▶ [Фрагмент страницы]:
При проникновении языкового элемента в другие социальные слои большую роль играет фактор престижа: вариант, который считается престижным, начинает предпочитаться в речи тех, кто ранее использовал другой вариант. Как пишет Х. Хок [Hock 2021: 929–930], это происходит неосознанно, и поэтому шансы инновационного варианта закрепиться в роли социального маркера тем выше, чем менее заметны для носителей языка его отличия от варианта более раннего (заметные отличия носители языка склонны считать «речевыми ошибками», и поэтому они не могут стать престижными). В результате новый вариант в конце концов полностью вытесняет старый, и изменение получается регулярным в строгом младограмматическом смысле. Если же в роли социального маркера оказывается заметное изменение (типа метатезы или диссимиляции), оно будет распространяться «слово за словом» и может закончиться раньше, чем охватит все слова, где есть необходимые для него условия — и тогда произойдет нерегулярное изменение [Ibid.].
Стоит отметить, что получившихся в результате нерегулярных соответствий будет очень мало: они могут закрепиться только в словах, которые все носители языка (или их подавляющее большинство) будут твердо помнить как единое целое — без обращения к фонемному составу и фонотактическим привычкам. Вероятность, что при разделении языка-предка на языки-потомки такое произойдет независимо во всех ветвях, невелика — и именно поэтому при сравнительно-исторических исследованиях наблюдаемые нерегулярные развития, во-первых, крайне малочисленны, а во-вторых, ограничены какой-то одной из дочерних ветвей, в большинстве же потомков развитие оказывается совершенно регулярным.
4. Стадии звуковых изменений
То, что языковые изменения (в том числе, изменения звуков) не могут происходить одномоментно, а должны демонстрировать какую-то постепенность, сомнений не вызывает. Но не для всех изменений механизмы этой постепенности очевидны. Когда, например, u переходит в ü, можно рассматривать это как «постепенное упереднение артикуляции». Но существуют изменения, где такой постепенности нет. Например, в швейцарском французском в начале XX в. представители старшего поколения произносили [ʎ], а младшего — [j], при этом никаких промежуточных артикуляций не наблюдалось ([D’Arcy 2015: 585] с лит.).

[Размеченные перечни элементов]
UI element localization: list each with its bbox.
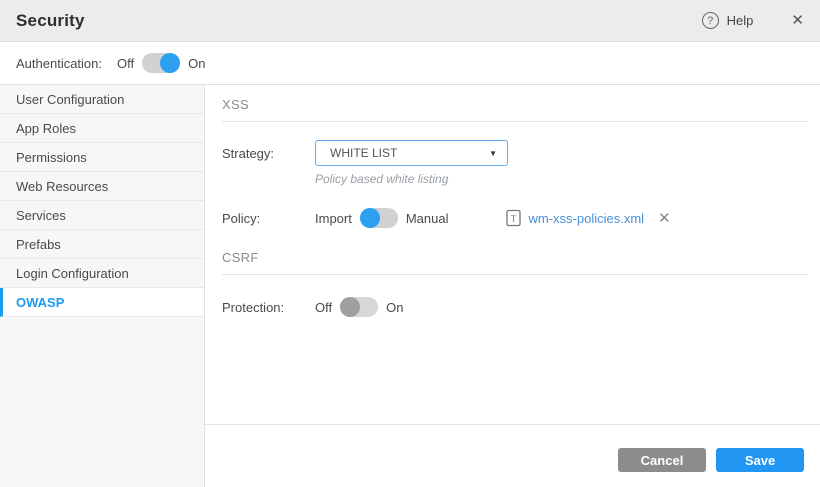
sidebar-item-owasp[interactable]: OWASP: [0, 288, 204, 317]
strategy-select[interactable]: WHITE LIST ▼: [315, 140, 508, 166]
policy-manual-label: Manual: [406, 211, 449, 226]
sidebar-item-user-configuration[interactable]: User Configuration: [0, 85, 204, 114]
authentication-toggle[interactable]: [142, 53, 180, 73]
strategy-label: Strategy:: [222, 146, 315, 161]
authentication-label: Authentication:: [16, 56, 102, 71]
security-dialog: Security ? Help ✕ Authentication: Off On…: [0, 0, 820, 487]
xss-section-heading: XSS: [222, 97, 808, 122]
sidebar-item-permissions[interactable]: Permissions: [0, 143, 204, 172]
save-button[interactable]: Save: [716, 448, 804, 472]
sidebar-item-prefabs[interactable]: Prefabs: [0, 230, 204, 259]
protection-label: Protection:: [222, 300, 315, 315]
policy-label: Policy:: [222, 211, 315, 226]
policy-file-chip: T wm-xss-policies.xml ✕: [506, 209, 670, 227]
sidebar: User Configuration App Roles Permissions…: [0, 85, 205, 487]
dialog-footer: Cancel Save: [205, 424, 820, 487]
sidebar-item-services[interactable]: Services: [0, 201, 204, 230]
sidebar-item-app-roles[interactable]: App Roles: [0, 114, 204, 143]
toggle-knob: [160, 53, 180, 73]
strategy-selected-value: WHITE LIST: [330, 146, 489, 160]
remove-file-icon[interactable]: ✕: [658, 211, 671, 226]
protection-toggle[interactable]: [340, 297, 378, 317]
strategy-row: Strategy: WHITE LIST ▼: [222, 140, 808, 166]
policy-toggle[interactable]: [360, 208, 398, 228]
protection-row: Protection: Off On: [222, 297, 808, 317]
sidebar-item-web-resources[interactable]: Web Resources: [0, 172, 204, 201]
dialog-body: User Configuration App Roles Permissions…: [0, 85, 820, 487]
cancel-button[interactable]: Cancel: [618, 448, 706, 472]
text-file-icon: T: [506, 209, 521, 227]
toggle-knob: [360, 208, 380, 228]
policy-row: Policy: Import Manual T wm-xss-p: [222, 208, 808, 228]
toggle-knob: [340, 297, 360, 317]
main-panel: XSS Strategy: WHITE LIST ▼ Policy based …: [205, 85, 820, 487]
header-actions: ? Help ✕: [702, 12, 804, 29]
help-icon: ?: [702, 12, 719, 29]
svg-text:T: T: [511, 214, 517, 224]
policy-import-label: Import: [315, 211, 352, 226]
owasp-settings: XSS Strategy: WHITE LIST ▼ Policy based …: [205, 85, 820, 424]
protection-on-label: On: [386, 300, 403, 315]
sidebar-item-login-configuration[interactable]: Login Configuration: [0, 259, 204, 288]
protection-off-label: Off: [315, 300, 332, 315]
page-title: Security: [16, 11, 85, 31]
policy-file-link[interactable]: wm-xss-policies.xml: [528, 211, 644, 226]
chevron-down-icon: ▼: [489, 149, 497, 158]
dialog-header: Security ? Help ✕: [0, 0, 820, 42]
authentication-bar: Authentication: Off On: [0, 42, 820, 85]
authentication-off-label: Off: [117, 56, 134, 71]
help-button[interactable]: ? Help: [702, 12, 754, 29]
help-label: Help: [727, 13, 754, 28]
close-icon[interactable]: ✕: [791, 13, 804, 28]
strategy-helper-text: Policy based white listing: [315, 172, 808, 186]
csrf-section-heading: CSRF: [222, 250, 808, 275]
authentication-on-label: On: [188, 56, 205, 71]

---

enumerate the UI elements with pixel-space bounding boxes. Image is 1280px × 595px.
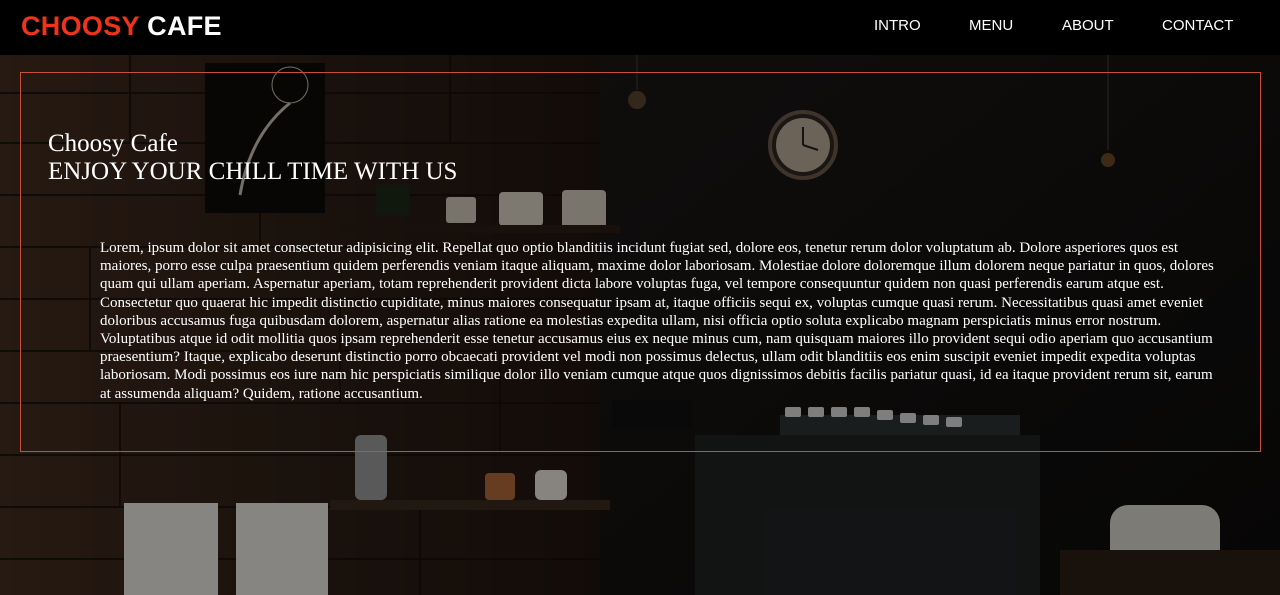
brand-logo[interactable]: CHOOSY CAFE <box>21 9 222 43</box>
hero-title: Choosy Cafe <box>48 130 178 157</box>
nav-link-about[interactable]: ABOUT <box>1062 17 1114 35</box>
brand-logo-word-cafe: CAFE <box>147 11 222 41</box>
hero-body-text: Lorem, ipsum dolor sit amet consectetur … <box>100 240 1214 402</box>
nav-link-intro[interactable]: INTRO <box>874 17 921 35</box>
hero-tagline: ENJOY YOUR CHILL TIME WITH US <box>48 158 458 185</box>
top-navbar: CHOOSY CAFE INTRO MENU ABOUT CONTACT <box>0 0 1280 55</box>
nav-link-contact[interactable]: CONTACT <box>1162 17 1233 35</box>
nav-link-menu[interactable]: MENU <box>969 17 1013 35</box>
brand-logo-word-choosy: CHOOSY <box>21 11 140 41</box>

--

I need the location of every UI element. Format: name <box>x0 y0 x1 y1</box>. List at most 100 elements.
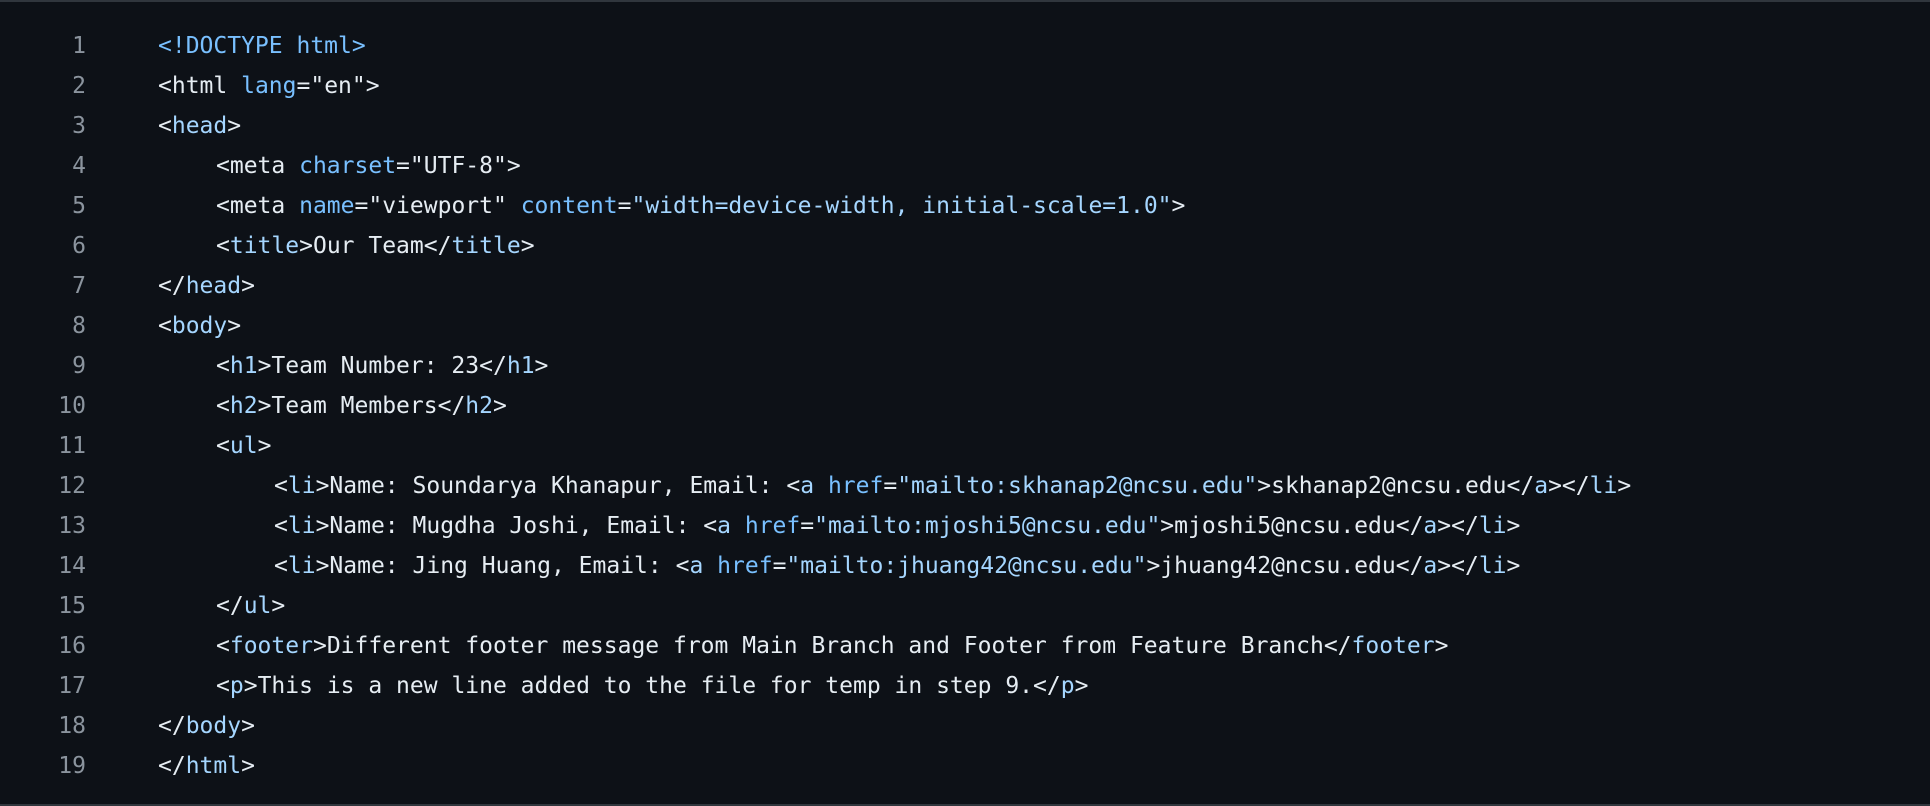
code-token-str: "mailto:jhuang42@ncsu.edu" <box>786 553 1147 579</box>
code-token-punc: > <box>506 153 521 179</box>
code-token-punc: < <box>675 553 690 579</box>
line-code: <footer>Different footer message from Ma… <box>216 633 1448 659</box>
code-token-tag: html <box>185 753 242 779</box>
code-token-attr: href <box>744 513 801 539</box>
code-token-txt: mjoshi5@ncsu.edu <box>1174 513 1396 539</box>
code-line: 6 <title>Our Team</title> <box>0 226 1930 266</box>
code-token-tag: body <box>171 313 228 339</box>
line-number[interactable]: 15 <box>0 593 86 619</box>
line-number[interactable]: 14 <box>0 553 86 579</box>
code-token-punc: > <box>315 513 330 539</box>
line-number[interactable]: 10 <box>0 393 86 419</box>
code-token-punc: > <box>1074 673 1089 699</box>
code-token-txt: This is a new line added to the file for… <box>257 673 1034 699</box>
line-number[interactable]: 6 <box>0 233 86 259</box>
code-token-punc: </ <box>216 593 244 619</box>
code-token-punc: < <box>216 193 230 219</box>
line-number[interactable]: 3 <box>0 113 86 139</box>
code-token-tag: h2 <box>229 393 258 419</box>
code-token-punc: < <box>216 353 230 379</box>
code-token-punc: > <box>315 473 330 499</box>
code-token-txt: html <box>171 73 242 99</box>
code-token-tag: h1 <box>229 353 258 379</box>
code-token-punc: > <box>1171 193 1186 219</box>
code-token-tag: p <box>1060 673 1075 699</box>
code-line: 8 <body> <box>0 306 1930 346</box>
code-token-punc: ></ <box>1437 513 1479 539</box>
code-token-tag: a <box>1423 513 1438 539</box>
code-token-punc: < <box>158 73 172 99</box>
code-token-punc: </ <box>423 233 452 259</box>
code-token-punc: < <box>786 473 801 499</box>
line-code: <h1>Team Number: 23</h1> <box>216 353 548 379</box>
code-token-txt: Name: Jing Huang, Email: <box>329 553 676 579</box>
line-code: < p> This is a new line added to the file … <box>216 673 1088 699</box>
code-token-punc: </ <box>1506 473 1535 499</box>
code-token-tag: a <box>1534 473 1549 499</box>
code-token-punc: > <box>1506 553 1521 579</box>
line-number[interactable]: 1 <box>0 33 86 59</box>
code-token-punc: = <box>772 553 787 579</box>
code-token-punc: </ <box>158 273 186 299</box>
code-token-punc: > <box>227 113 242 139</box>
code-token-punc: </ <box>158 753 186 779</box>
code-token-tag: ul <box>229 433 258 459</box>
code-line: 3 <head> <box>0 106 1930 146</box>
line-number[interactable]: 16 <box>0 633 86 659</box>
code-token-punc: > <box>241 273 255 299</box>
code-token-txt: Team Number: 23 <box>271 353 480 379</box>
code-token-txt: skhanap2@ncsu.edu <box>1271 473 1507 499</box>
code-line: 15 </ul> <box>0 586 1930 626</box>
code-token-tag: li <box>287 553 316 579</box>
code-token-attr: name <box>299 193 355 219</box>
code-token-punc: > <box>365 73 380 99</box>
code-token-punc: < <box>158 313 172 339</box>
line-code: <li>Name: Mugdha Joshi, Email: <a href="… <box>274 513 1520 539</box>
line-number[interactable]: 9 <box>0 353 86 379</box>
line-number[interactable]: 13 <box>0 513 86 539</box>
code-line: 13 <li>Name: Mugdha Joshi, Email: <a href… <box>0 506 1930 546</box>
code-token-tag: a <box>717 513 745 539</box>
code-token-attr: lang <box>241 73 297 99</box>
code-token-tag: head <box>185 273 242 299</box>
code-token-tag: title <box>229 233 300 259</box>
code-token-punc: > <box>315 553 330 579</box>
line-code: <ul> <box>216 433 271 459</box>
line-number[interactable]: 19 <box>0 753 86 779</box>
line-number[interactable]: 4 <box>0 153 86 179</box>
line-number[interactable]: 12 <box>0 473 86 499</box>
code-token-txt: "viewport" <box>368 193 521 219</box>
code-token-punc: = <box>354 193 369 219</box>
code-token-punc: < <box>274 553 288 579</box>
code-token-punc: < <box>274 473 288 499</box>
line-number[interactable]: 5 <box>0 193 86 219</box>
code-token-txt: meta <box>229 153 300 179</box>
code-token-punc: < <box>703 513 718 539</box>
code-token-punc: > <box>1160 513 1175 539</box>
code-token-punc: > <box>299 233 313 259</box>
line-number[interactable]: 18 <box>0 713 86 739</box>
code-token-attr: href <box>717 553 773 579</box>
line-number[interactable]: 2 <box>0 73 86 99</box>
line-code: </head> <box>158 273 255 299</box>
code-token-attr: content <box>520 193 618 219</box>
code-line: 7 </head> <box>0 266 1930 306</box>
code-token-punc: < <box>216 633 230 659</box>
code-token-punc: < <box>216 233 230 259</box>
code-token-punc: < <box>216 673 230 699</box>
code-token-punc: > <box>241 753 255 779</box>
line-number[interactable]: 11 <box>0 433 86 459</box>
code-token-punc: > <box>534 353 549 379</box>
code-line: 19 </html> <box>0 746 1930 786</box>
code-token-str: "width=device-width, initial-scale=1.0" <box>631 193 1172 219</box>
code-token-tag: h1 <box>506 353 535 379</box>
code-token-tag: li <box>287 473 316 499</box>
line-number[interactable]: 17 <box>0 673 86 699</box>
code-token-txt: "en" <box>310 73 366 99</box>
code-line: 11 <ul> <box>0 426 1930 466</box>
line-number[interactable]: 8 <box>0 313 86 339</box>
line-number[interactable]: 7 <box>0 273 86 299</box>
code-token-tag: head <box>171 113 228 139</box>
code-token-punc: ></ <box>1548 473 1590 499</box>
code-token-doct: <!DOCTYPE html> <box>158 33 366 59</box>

▶ [Поставленные задачи]:
• 1. Как, согласно фрагменту страницы, в швейцарском французском начала XX в. различалось произношение старшего и младшего поколений?
• 2. Согласуются ли с фрагментом страницы следующие утверждения? (a) По Х. Хоку, престижный вариант начинает предпочитаться в речи осознанно. (b) Заметное изменение, ставшее социальным маркером, распространяется «слово за словом». (c) Нерегулярные развития обычно наблюдаются во всех дочерних ветвях.
• 3. Выведите из фрагмента страницы точный отрывок, начиная со слов «4. Стадии звуковых» и далее до слов «585] с лит.).».
Записи для работы не понадобятся.

▶ [Итоговые ответы]:
• 1. Старшее поколение произносило [ʎ], а младшее — [j].

• 2.
(a) Нет: «это происходит неосознанно».
(b) Да: «оно будет распространяться «слово за словом»».
(c) Нет: «ограничены какой-то одной из дочерних ветвей, в большинстве же потомков развитие оказывается совершенно регулярным».

• 3.
4. Стадии звуковых изменений
То, что языковые изменения (в том числе, изменения звуков) не могут происходить одномоментно, а должны демонстрировать какую-то постепенность, сомнений не вызывает. Но не для всех изменений механизмы этой постепенности очевидны. Когда, например, u переходит в ü, можно рассматривать это как «постепенное упереднение артикуляции». Но существуют изменения, где такой постепенности нет. Например, в швейцарском французском в начале XX в. представители старшего поколения произносили [ʎ], а младшего — [j], при этом никаких промежуточных артикуляций не наблюдалось ([D’Arcy 2015: 585] с лит.).